(Figure record extracts)
======

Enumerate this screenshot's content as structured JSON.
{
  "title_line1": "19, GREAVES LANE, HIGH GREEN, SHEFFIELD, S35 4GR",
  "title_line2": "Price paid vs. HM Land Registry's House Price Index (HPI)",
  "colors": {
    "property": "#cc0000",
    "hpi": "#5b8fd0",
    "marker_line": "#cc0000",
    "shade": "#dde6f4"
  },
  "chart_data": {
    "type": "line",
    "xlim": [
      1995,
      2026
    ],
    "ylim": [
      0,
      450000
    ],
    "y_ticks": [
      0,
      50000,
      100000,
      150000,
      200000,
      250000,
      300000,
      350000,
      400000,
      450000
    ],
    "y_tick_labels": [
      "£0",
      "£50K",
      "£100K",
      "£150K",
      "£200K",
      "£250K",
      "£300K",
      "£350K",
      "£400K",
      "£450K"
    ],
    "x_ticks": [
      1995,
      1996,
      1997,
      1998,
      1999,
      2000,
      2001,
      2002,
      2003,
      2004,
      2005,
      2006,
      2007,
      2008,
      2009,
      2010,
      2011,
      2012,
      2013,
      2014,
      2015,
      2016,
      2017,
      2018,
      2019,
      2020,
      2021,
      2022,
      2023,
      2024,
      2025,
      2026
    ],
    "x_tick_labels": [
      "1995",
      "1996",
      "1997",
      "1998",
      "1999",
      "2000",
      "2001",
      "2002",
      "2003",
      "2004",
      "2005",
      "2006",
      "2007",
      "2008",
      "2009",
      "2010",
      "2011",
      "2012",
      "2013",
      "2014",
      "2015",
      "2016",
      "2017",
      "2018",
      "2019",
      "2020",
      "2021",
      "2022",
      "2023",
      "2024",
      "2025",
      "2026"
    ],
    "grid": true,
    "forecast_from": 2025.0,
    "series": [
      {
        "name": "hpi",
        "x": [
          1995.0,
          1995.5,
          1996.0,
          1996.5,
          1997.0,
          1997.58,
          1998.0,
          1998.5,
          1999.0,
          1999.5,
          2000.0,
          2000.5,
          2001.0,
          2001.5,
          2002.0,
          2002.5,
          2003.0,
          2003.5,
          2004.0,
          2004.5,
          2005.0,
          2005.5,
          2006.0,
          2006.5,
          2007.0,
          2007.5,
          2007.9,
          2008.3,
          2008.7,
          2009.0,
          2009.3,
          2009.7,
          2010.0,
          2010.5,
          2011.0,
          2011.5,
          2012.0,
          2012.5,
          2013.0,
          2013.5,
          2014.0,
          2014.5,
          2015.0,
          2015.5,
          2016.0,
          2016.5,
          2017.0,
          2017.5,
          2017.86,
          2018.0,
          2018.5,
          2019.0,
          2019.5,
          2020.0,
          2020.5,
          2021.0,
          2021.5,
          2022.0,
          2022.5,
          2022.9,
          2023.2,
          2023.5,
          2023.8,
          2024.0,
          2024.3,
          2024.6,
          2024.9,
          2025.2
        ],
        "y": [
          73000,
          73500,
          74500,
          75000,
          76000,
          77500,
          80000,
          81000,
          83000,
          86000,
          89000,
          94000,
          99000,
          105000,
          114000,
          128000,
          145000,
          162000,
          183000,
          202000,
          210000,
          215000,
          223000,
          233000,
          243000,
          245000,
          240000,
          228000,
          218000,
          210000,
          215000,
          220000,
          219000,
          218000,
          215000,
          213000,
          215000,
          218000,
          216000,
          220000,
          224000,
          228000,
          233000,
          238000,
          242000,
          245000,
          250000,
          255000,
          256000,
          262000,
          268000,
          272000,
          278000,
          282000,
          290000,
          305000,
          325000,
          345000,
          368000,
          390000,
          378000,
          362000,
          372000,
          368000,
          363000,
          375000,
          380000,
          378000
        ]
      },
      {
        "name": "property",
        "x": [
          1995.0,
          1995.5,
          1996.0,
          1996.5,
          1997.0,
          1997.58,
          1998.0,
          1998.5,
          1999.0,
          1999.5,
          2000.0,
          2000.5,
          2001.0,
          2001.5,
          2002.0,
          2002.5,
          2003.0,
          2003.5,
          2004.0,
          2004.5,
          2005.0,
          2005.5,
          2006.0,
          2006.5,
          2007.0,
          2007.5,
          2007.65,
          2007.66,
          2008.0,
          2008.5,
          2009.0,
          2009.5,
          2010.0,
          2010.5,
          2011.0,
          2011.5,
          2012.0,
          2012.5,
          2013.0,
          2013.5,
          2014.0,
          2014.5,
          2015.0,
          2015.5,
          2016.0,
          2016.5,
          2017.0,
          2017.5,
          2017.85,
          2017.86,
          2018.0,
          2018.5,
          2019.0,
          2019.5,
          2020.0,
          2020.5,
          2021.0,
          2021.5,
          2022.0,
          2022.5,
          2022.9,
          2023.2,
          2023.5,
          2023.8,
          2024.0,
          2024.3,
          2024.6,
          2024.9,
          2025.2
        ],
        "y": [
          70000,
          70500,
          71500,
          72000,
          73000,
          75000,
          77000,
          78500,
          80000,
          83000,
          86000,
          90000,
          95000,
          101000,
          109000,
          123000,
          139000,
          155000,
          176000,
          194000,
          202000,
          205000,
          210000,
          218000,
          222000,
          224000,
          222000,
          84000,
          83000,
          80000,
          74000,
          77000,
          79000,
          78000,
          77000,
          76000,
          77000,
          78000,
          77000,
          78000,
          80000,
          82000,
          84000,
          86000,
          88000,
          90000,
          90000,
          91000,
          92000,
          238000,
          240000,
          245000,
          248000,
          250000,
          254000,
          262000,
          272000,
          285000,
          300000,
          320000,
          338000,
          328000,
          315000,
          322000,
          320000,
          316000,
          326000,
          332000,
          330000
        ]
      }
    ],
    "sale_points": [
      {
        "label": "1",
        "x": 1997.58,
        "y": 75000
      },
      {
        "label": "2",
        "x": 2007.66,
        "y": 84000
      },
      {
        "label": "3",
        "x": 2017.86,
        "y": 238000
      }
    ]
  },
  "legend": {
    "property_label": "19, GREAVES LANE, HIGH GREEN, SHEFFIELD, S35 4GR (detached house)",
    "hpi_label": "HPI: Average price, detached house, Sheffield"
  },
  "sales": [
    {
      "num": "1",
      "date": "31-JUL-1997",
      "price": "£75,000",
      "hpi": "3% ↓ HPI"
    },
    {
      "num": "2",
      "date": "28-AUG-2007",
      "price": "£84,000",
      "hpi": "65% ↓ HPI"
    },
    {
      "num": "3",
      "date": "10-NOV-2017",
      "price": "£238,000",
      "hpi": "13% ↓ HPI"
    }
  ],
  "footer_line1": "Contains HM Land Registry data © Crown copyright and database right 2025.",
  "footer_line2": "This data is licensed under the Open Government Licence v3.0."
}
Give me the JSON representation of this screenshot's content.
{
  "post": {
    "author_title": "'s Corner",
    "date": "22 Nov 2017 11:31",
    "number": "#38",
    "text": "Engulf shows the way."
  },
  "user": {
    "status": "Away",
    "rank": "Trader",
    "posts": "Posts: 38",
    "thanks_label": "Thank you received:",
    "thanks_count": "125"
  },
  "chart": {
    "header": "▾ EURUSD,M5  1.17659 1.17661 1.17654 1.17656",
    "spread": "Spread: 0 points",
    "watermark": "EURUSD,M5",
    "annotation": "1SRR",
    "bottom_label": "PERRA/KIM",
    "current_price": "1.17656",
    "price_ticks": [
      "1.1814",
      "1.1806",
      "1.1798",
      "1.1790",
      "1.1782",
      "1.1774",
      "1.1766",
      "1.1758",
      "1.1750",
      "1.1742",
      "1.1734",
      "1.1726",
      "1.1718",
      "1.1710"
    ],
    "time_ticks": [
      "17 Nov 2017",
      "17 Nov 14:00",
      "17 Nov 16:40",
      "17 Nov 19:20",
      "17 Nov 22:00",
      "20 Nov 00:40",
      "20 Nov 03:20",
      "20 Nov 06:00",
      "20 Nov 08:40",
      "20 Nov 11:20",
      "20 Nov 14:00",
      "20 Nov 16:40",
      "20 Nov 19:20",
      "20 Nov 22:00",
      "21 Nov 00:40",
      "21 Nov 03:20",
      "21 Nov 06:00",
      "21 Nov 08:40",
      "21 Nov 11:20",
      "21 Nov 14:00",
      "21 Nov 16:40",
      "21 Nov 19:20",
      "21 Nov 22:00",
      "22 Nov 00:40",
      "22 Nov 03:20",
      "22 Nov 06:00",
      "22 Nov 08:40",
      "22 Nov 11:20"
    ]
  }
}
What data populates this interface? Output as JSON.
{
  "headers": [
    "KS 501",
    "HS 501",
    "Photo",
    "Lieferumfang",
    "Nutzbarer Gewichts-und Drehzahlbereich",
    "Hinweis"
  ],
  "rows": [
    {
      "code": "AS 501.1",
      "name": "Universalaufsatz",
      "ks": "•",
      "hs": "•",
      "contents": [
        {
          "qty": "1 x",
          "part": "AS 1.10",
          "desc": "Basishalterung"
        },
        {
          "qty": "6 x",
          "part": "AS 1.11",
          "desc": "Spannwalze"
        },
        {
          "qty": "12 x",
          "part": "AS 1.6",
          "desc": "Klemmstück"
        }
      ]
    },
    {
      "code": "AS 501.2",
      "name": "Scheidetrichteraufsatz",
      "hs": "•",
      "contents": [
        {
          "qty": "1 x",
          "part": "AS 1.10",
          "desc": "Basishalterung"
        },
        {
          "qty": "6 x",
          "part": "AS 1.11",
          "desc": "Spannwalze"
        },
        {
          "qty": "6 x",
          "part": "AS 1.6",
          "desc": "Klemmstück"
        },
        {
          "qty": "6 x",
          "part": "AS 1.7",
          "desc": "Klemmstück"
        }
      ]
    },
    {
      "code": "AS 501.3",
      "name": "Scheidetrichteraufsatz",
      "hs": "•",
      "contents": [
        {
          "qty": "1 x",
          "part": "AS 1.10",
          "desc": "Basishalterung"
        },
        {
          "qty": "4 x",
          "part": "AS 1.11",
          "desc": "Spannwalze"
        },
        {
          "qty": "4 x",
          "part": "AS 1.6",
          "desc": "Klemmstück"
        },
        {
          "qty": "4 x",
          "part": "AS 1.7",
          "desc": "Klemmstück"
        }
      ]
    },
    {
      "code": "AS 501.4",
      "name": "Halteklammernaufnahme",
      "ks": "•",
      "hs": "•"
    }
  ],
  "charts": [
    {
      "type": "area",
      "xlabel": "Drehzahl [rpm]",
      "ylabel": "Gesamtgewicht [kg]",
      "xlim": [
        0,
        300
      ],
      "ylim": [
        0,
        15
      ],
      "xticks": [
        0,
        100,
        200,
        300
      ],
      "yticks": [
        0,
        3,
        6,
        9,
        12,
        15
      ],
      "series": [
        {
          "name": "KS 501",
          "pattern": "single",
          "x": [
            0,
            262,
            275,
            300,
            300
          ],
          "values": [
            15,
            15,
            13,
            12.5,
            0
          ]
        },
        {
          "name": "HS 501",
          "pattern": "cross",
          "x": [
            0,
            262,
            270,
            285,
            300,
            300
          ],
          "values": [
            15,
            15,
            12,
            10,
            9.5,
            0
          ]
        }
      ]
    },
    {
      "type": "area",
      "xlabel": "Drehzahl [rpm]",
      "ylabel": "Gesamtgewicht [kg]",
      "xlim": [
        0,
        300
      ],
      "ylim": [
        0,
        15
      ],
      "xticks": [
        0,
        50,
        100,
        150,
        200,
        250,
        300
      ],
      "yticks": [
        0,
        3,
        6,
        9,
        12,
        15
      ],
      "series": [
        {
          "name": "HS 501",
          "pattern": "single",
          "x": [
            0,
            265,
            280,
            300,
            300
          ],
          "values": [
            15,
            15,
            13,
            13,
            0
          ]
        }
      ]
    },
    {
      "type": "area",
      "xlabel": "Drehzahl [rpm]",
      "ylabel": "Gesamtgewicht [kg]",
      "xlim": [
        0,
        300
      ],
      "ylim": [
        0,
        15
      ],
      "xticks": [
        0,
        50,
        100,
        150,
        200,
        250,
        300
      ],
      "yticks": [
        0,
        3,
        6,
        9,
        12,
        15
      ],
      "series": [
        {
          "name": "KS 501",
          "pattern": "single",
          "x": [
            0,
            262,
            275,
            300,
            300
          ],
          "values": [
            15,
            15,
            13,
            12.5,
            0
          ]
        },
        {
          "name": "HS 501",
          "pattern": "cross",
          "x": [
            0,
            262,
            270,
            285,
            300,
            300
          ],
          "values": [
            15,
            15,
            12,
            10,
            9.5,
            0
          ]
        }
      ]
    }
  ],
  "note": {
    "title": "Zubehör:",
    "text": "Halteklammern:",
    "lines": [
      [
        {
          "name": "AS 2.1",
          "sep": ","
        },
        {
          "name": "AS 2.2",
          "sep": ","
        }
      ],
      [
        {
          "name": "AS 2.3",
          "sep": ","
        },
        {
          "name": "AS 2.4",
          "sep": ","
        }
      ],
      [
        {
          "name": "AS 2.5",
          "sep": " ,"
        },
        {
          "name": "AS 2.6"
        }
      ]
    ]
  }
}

======

Identify the lines above with the word "text". Copy them.

- [Solution to the problem]
    "text": "Engulf shows the way."
    "text": "Halteklammern:",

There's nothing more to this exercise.